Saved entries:
start

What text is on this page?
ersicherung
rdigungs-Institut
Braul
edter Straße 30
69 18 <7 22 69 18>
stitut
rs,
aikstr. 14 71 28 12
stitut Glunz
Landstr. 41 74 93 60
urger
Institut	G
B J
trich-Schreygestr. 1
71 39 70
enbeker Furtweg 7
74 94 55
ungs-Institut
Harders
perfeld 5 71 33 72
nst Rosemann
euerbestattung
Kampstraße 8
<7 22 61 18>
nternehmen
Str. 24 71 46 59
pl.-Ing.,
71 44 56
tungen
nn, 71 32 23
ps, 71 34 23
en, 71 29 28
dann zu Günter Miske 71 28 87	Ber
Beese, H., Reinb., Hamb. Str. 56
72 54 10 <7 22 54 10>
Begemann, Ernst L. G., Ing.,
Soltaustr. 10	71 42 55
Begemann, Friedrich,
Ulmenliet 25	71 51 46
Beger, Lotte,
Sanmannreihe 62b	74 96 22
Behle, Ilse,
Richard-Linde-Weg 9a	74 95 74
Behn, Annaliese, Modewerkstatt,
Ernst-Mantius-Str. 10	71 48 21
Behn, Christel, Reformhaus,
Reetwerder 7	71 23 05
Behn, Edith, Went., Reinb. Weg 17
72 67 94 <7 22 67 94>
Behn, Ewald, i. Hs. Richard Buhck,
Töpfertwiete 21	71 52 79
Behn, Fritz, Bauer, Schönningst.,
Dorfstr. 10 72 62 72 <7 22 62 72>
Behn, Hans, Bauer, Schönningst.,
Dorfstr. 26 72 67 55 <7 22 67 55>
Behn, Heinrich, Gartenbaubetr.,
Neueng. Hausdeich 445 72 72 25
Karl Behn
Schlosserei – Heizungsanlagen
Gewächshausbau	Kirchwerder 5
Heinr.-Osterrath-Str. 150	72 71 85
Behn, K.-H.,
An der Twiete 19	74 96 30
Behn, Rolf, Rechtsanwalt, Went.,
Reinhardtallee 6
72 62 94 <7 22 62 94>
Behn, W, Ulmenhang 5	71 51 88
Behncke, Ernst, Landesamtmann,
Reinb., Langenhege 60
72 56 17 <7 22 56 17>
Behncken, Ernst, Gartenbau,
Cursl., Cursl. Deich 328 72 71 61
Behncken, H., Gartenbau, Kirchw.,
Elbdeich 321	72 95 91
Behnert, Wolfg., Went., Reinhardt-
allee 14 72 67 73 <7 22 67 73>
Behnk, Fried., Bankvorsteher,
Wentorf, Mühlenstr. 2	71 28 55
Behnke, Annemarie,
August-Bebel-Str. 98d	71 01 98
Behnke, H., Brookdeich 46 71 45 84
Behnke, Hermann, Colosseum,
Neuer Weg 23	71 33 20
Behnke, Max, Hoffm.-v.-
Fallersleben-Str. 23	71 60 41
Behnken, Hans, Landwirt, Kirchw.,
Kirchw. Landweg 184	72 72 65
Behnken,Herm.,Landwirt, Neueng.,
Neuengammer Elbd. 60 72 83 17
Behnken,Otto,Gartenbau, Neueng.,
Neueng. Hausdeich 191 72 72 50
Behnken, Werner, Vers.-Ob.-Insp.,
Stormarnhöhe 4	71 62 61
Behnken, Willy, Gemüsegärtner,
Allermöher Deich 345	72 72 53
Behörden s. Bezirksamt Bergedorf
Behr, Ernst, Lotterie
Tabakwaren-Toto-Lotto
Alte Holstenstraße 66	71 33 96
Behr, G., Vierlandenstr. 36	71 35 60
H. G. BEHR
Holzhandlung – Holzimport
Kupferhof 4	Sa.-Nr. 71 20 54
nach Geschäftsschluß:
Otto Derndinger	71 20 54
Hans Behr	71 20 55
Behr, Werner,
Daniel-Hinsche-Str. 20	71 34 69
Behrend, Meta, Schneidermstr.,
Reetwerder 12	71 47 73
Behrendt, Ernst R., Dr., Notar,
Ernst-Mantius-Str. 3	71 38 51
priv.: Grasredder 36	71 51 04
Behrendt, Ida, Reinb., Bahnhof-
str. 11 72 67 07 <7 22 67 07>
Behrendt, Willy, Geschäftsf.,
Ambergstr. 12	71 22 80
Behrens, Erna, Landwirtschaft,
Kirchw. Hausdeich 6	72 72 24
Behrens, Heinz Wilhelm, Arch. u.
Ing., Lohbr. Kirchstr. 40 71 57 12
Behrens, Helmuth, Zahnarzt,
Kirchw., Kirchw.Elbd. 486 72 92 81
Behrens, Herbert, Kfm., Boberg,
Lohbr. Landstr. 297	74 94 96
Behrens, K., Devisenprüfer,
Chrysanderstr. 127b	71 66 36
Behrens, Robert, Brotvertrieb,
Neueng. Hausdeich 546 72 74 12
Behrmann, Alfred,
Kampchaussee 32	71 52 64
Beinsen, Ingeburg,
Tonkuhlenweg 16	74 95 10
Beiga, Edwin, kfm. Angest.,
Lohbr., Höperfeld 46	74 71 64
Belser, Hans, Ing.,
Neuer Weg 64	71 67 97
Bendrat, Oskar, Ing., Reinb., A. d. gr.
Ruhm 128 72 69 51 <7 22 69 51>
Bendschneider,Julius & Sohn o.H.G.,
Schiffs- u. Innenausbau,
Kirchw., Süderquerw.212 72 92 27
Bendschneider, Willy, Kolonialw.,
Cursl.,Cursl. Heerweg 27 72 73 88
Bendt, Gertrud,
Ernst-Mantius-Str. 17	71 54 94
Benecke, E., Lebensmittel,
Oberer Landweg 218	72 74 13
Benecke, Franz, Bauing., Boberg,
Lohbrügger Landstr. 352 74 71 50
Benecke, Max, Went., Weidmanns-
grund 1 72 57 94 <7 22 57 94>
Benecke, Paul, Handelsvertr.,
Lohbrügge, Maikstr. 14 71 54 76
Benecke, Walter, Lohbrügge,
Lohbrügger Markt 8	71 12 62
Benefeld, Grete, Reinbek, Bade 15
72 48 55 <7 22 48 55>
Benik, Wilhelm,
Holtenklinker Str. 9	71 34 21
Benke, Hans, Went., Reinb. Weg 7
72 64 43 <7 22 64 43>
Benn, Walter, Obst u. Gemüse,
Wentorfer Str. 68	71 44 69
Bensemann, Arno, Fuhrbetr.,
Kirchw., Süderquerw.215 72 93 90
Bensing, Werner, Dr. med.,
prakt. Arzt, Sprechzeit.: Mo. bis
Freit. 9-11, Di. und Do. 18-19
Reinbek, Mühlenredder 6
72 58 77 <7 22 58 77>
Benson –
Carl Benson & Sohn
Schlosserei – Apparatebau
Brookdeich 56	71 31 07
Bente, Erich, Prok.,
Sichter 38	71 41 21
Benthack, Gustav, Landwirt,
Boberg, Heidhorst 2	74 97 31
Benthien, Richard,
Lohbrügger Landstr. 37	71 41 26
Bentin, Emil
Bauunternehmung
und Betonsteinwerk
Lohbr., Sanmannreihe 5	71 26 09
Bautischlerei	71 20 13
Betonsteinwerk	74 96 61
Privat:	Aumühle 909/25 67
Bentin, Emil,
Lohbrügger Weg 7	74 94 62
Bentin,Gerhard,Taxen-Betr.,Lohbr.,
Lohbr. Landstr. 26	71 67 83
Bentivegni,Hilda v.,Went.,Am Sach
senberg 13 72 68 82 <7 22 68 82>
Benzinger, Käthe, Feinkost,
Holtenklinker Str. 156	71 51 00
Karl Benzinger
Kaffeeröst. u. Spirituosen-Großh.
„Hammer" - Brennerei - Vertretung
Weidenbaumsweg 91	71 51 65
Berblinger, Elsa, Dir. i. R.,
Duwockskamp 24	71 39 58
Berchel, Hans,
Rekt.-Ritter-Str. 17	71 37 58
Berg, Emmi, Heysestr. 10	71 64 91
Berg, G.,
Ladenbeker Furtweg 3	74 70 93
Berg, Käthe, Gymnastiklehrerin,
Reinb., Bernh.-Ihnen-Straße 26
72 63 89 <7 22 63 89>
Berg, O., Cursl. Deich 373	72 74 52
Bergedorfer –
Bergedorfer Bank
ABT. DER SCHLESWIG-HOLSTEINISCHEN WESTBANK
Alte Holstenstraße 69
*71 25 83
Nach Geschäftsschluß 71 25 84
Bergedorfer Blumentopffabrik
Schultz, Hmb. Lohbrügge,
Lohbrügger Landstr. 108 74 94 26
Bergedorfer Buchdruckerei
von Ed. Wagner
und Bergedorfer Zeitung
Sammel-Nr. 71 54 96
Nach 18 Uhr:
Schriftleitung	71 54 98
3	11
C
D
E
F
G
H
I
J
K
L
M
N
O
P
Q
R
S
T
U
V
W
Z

end

- _The exercise_
Find each line holding "Bergedorfer". Copy it out.

- _Written solution_
Bergedorfer –
Bergedorfer Bank
Bergedorfer Blumentopffabrik
Bergedorfer Buchdruckerei
und Bergedorfer Zeitung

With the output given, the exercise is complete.